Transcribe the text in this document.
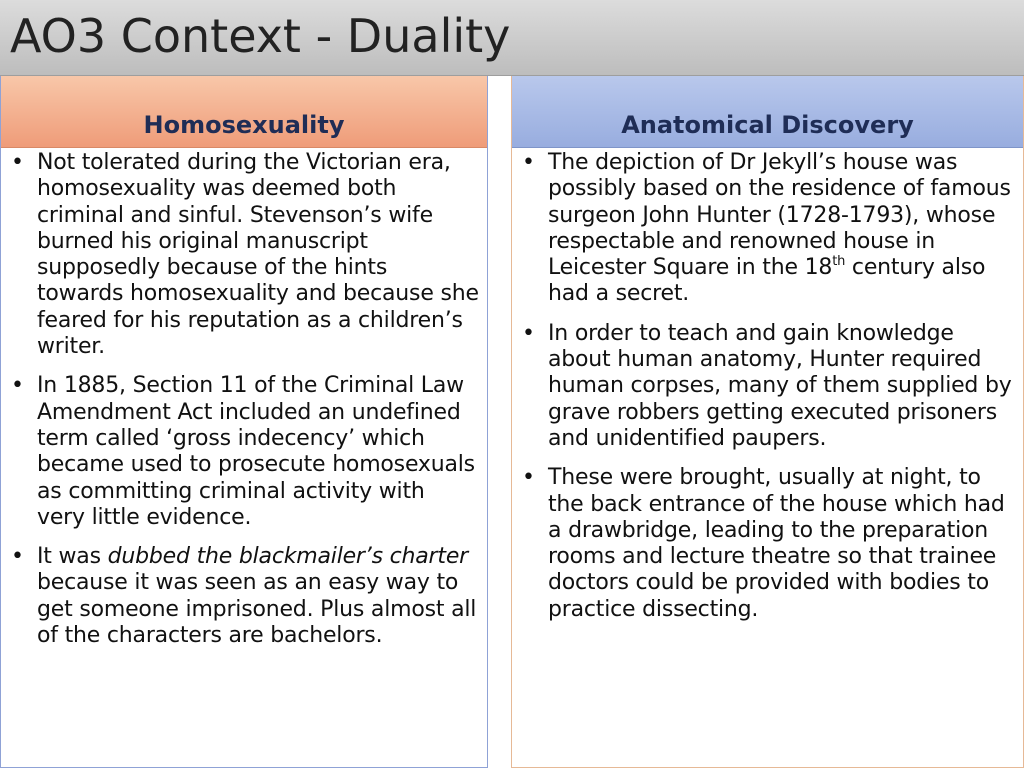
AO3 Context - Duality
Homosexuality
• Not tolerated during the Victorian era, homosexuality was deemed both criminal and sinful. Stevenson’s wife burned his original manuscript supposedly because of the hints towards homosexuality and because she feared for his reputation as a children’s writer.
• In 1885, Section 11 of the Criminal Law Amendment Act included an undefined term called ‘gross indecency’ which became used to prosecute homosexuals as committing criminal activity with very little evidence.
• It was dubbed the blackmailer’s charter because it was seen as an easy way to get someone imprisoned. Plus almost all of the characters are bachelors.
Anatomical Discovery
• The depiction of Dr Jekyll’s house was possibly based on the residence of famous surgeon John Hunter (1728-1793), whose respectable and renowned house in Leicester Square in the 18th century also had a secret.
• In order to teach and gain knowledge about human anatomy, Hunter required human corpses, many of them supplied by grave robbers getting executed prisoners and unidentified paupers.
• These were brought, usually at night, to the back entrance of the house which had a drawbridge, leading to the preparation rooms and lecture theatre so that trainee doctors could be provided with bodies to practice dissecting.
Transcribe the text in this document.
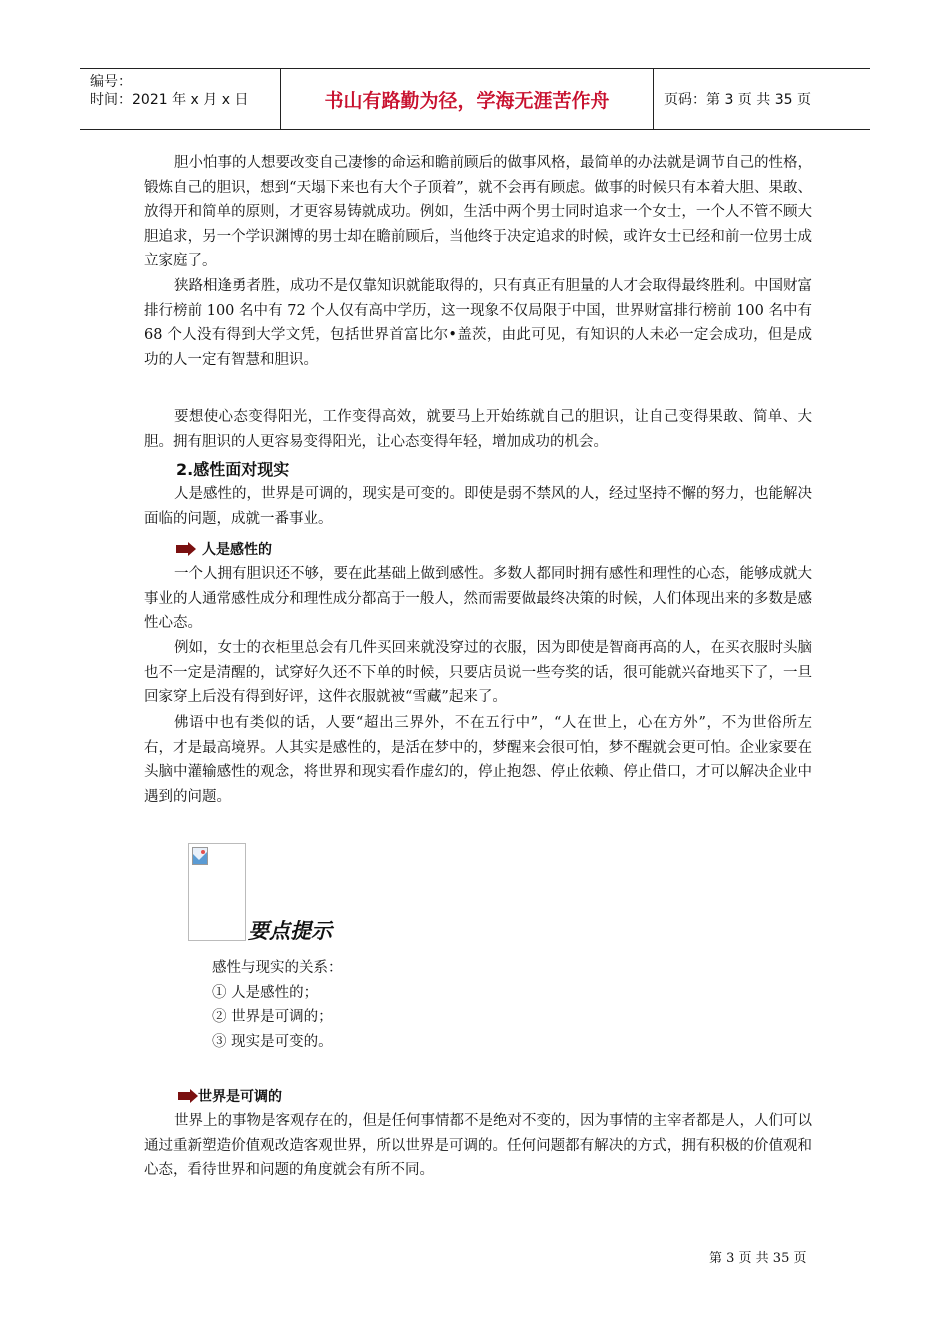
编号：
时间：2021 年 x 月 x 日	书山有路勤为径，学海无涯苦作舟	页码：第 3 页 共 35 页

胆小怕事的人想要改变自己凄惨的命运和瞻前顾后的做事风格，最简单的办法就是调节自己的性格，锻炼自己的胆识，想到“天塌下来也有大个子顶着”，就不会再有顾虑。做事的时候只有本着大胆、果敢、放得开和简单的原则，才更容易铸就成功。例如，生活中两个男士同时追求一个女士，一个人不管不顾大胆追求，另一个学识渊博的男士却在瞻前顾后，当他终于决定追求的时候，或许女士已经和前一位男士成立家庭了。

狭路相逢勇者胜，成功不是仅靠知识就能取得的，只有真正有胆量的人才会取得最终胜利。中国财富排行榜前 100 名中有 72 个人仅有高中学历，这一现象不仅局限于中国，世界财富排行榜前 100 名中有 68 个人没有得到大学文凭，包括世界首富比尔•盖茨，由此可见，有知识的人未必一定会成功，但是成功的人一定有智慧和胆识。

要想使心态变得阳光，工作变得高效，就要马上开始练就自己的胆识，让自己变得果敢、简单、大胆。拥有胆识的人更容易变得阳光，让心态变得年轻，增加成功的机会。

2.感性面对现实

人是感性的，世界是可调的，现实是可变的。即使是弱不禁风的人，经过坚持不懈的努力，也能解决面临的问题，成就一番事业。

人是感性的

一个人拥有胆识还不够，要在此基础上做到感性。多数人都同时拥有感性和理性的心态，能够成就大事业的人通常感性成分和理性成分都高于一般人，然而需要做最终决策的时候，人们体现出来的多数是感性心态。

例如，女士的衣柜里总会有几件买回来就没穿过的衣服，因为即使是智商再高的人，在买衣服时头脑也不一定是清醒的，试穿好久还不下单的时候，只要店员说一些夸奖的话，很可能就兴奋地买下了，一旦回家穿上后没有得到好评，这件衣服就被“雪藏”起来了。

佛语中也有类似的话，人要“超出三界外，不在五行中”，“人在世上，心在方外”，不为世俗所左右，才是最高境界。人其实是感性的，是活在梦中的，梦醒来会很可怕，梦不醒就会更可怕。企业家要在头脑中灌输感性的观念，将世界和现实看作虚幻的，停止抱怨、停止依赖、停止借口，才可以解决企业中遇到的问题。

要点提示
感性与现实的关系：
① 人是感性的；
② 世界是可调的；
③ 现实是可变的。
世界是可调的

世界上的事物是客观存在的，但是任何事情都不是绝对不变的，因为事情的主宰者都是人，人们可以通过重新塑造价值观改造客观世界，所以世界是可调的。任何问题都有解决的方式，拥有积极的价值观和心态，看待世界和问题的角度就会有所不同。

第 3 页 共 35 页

——————————

* What you are asked to do
Set down the material exactly, every line of it, except for the pictures.

* Written answer
Transcribe the text in this document.
AO3 Context - Duality
Homosexuality
• Not tolerated during the Victorian era, homosexuality was deemed both criminal and sinful. Stevenson’s wife burned his original manuscript supposedly because of the hints towards homosexuality and because she feared for his reputation as a children’s writer.
• In 1885, Section 11 of the Criminal Law Amendment Act included an undefined term called ‘gross indecency’ which became used to prosecute homosexuals as committing criminal activity with very little evidence.
• It was dubbed the blackmailer’s charter because it was seen as an easy way to get someone imprisoned. Plus almost all of the characters are bachelors.
Anatomical Discovery
• The depiction of Dr Jekyll’s house was possibly based on the residence of famous surgeon John Hunter (1728-1793), whose respectable and renowned house in Leicester Square in the 18th century also had a secret.
• In order to teach and gain knowledge about human anatomy, Hunter required human corpses, many of them supplied by grave robbers getting executed prisoners and unidentified paupers.
• These were brought, usually at night, to the back entrance of the house which had a drawbridge, leading to the preparation rooms and lecture theatre so that trainee doctors could be provided with bodies to practice dissecting.
Transcribe the text in this document.
编号：
时间：2021 年 x 月 x 日	书山有路勤为径，学海无涯苦作舟	页码：第 3 页 共 35 页

胆小怕事的人想要改变自己凄惨的命运和瞻前顾后的做事风格，最简单的办法就是调节自己的性格，锻炼自己的胆识，想到“天塌下来也有大个子顶着”，就不会再有顾虑。做事的时候只有本着大胆、果敢、放得开和简单的原则，才更容易铸就成功。例如，生活中两个男士同时追求一个女士，一个人不管不顾大胆追求，另一个学识渊博的男士却在瞻前顾后，当他终于决定追求的时候，或许女士已经和前一位男士成立家庭了。

狭路相逢勇者胜，成功不是仅靠知识就能取得的，只有真正有胆量的人才会取得最终胜利。中国财富排行榜前 100 名中有 72 个人仅有高中学历，这一现象不仅局限于中国，世界财富排行榜前 100 名中有 68 个人没有得到大学文凭，包括世界首富比尔•盖茨，由此可见，有知识的人未必一定会成功，但是成功的人一定有智慧和胆识。

要想使心态变得阳光，工作变得高效，就要马上开始练就自己的胆识，让自己变得果敢、简单、大胆。拥有胆识的人更容易变得阳光，让心态变得年轻，增加成功的机会。

2.感性面对现实

人是感性的，世界是可调的，现实是可变的。即使是弱不禁风的人，经过坚持不懈的努力，也能解决面临的问题，成就一番事业。

人是感性的

一个人拥有胆识还不够，要在此基础上做到感性。多数人都同时拥有感性和理性的心态，能够成就大事业的人通常感性成分和理性成分都高于一般人，然而需要做最终决策的时候，人们体现出来的多数是感性心态。

例如，女士的衣柜里总会有几件买回来就没穿过的衣服，因为即使是智商再高的人，在买衣服时头脑也不一定是清醒的，试穿好久还不下单的时候，只要店员说一些夸奖的话，很可能就兴奋地买下了，一旦回家穿上后没有得到好评，这件衣服就被“雪藏”起来了。

佛语中也有类似的话，人要“超出三界外，不在五行中”，“人在世上，心在方外”，不为世俗所左右，才是最高境界。人其实是感性的，是活在梦中的，梦醒来会很可怕，梦不醒就会更可怕。企业家要在头脑中灌输感性的观念，将世界和现实看作虚幻的，停止抱怨、停止依赖、停止借口，才可以解决企业中遇到的问题。

要点提示
感性与现实的关系：
① 人是感性的；
② 世界是可调的；
③ 现实是可变的。
世界是可调的

世界上的事物是客观存在的，但是任何事情都不是绝对不变的，因为事情的主宰者都是人，人们可以通过重新塑造价值观改造客观世界，所以世界是可调的。任何问题都有解决的方式，拥有积极的价值观和心态，看待世界和问题的角度就会有所不同。

第 3 页 共 35 页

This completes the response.